_What is required_
What follows is a set of records; restate each one word for word and drop the pictures.

★ ★ ★ ★ ★

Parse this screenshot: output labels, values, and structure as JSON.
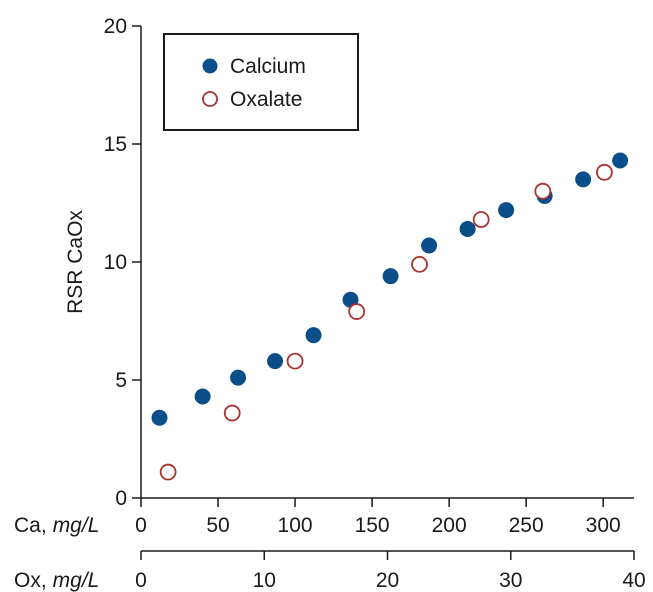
{
  "chart_data": {
    "type": "scatter",
    "ylabel": "RSR CaOx",
    "ylim": [
      0,
      20
    ],
    "yticks": [
      "0",
      "5",
      "10",
      "15",
      "20"
    ],
    "x_axes": [
      {
        "label_prefix": "Ca,",
        "label_unit": "mg/L",
        "xlim": [
          0,
          320
        ],
        "ticks": [
          "0",
          "50",
          "100",
          "150",
          "200",
          "250",
          "300"
        ]
      },
      {
        "label_prefix": "Ox,",
        "label_unit": "mg/L",
        "xlim": [
          0,
          40
        ],
        "ticks": [
          "0",
          "10",
          "20",
          "30",
          "40"
        ]
      }
    ],
    "legend": {
      "position": "top-left"
    },
    "series": [
      {
        "name": "Calcium",
        "axis": "Ca",
        "marker": "filled-circle",
        "color": "#0b4f8a",
        "x": [
          12,
          40,
          63,
          87,
          112,
          136,
          162,
          187,
          212,
          237,
          262,
          287,
          311
        ],
        "y": [
          3.4,
          4.3,
          5.1,
          5.8,
          6.9,
          8.4,
          9.4,
          10.7,
          11.4,
          12.2,
          12.8,
          13.5,
          14.3
        ]
      },
      {
        "name": "Oxalate",
        "axis": "Ox",
        "marker": "open-circle",
        "color": "#a8332e",
        "x": [
          2.2,
          7.4,
          12.5,
          17.5,
          22.6,
          27.6,
          32.6,
          37.6
        ],
        "y": [
          1.1,
          3.6,
          5.8,
          7.9,
          9.9,
          11.8,
          13.0,
          13.8
        ]
      }
    ]
  }
}
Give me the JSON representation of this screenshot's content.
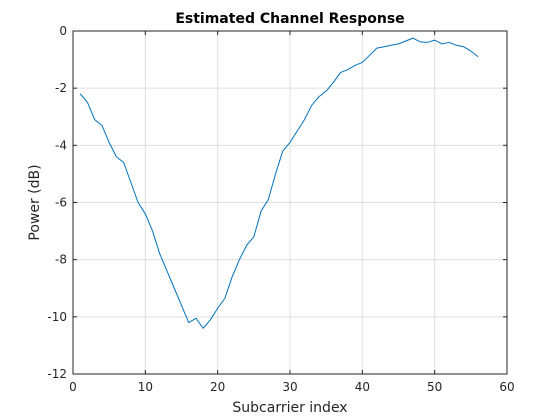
{
  "chart_data": {
    "type": "line",
    "title": "Estimated Channel Response",
    "xlabel": "Subcarrier index",
    "ylabel": "Power (dB)",
    "xlim": [
      0,
      60
    ],
    "ylim": [
      -12,
      0
    ],
    "xticks": [
      0,
      10,
      20,
      30,
      40,
      50,
      60
    ],
    "yticks": [
      0,
      -2,
      -4,
      -6,
      -8,
      -10,
      -12
    ],
    "grid": true,
    "line_color": "#0072BD",
    "series": [
      {
        "x": [
          1,
          2,
          3,
          4,
          5,
          6,
          7,
          8,
          9,
          10,
          11,
          12,
          13,
          14,
          15,
          16,
          17,
          18,
          19,
          20,
          21,
          22,
          23,
          24,
          25,
          26,
          27,
          28,
          29,
          30,
          31,
          32,
          33,
          34,
          35,
          36,
          37,
          38,
          39,
          40,
          41,
          42,
          43,
          44,
          45,
          46,
          47,
          48,
          49,
          50,
          51,
          52,
          53,
          54,
          55,
          56
        ],
        "values": [
          -2.2,
          -2.5,
          -3.1,
          -3.3,
          -3.9,
          -4.4,
          -4.6,
          -5.3,
          -6.0,
          -6.4,
          -7.0,
          -7.8,
          -8.4,
          -9.0,
          -9.6,
          -10.2,
          -10.05,
          -10.4,
          -10.1,
          -9.7,
          -9.35,
          -8.6,
          -8.0,
          -7.5,
          -7.2,
          -6.3,
          -5.9,
          -5.0,
          -4.2,
          -3.9,
          -3.5,
          -3.1,
          -2.6,
          -2.3,
          -2.1,
          -1.8,
          -1.45,
          -1.35,
          -1.2,
          -1.1,
          -0.85,
          -0.6,
          -0.55,
          -0.5,
          -0.45,
          -0.35,
          -0.25,
          -0.38,
          -0.4,
          -0.32,
          -0.45,
          -0.4,
          -0.5,
          -0.55,
          -0.7,
          -0.9
        ]
      }
    ]
  }
}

★ ★ ★ ★ ★

_Solution to this problem_
Parse this screenshot: output labels, values, and structure as JSON.
{
  "chart_data": {
    "type": "scatter",
    "ylabel": "RSR CaOx",
    "ylim": [
      0,
      20
    ],
    "yticks": [
      "0",
      "5",
      "10",
      "15",
      "20"
    ],
    "x_axes": [
      {
        "label_prefix": "Ca,",
        "label_unit": "mg/L",
        "xlim": [
          0,
          320
        ],
        "ticks": [
          "0",
          "50",
          "100",
          "150",
          "200",
          "250",
          "300"
        ]
      },
      {
        "label_prefix": "Ox,",
        "label_unit": "mg/L",
        "xlim": [
          0,
          40
        ],
        "ticks": [
          "0",
          "10",
          "20",
          "30",
          "40"
        ]
      }
    ],
    "legend": {
      "position": "top-left"
    },
    "series": [
      {
        "name": "Calcium",
        "axis": "Ca",
        "marker": "filled-circle",
        "color": "#0b4f8a",
        "x": [
          12,
          40,
          63,
          87,
          112,
          136,
          162,
          187,
          212,
          237,
          262,
          287,
          311
        ],
        "y": [
          3.4,
          4.3,
          5.1,
          5.8,
          6.9,
          8.4,
          9.4,
          10.7,
          11.4,
          12.2,
          12.8,
          13.5,
          14.3
        ]
      },
      {
        "name": "Oxalate",
        "axis": "Ox",
        "marker": "open-circle",
        "color": "#a8332e",
        "x": [
          2.2,
          7.4,
          12.5,
          17.5,
          22.6,
          27.6,
          32.6,
          37.6
        ],
        "y": [
          1.1,
          3.6,
          5.8,
          7.9,
          9.9,
          11.8,
          13.0,
          13.8
        ]
      }
    ]
  }
}
Give me the JSON representation of this screenshot's content.
{
  "chart_data": {
    "type": "line",
    "title": "Estimated Channel Response",
    "xlabel": "Subcarrier index",
    "ylabel": "Power (dB)",
    "xlim": [
      0,
      60
    ],
    "ylim": [
      -12,
      0
    ],
    "xticks": [
      0,
      10,
      20,
      30,
      40,
      50,
      60
    ],
    "yticks": [
      0,
      -2,
      -4,
      -6,
      -8,
      -10,
      -12
    ],
    "grid": true,
    "line_color": "#0072BD",
    "series": [
      {
        "x": [
          1,
          2,
          3,
          4,
          5,
          6,
          7,
          8,
          9,
          10,
          11,
          12,
          13,
          14,
          15,
          16,
          17,
          18,
          19,
          20,
          21,
          22,
          23,
          24,
          25,
          26,
          27,
          28,
          29,
          30,
          31,
          32,
          33,
          34,
          35,
          36,
          37,
          38,
          39,
          40,
          41,
          42,
          43,
          44,
          45,
          46,
          47,
          48,
          49,
          50,
          51,
          52,
          53,
          54,
          55,
          56
        ],
        "values": [
          -2.2,
          -2.5,
          -3.1,
          -3.3,
          -3.9,
          -4.4,
          -4.6,
          -5.3,
          -6.0,
          -6.4,
          -7.0,
          -7.8,
          -8.4,
          -9.0,
          -9.6,
          -10.2,
          -10.05,
          -10.4,
          -10.1,
          -9.7,
          -9.35,
          -8.6,
          -8.0,
          -7.5,
          -7.2,
          -6.3,
          -5.9,
          -5.0,
          -4.2,
          -3.9,
          -3.5,
          -3.1,
          -2.6,
          -2.3,
          -2.1,
          -1.8,
          -1.45,
          -1.35,
          -1.2,
          -1.1,
          -0.85,
          -0.6,
          -0.55,
          -0.5,
          -0.45,
          -0.35,
          -0.25,
          -0.38,
          -0.4,
          -0.32,
          -0.45,
          -0.4,
          -0.5,
          -0.55,
          -0.7,
          -0.9
        ]
      }
    ]
  }
}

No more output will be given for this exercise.